**STATED EXERCISE:**
Report every line below that holds the word "Power".

[Records that describe figures]
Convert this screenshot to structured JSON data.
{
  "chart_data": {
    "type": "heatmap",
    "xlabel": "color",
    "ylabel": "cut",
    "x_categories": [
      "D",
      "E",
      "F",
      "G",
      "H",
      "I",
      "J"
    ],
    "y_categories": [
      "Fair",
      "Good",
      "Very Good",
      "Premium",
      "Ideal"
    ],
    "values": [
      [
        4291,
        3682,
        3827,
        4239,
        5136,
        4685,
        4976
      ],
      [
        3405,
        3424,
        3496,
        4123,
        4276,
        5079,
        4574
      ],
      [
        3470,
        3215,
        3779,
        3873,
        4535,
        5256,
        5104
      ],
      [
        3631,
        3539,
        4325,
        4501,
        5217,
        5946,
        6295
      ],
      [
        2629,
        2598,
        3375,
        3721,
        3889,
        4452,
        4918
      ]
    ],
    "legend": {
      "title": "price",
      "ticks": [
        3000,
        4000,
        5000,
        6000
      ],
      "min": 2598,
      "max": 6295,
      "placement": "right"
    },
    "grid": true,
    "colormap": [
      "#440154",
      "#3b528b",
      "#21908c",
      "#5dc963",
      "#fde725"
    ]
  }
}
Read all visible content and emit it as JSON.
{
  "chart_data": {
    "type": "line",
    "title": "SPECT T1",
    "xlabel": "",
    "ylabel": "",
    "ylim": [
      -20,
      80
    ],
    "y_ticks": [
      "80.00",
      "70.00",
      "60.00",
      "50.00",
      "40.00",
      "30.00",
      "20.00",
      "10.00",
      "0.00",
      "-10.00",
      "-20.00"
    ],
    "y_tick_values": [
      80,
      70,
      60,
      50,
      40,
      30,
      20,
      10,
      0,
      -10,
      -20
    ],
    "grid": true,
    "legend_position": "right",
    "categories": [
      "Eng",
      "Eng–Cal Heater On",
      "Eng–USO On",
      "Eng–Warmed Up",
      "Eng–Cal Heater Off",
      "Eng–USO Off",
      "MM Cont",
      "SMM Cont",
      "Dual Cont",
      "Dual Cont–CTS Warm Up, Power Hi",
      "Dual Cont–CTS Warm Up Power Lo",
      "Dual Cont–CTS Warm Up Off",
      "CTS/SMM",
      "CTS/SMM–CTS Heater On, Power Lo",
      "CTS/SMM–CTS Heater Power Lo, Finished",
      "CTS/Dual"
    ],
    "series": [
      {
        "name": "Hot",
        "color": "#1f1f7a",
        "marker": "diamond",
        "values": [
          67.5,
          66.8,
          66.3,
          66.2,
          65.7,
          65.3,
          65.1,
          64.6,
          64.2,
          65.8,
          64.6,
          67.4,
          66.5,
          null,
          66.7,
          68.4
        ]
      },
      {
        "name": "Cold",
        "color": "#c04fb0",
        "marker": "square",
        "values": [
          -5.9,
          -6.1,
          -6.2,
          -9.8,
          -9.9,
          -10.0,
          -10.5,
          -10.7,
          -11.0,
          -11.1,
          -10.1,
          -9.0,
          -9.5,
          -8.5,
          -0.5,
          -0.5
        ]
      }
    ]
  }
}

**RESPONSE TO THIS TASK:**
      "Dual Cont–CTS Warm Up, Power Hi",
      "Dual Cont–CTS Warm Up Power Lo",
      "CTS/SMM–CTS Heater On, Power Lo",
      "CTS/SMM–CTS Heater Power Lo, Finished",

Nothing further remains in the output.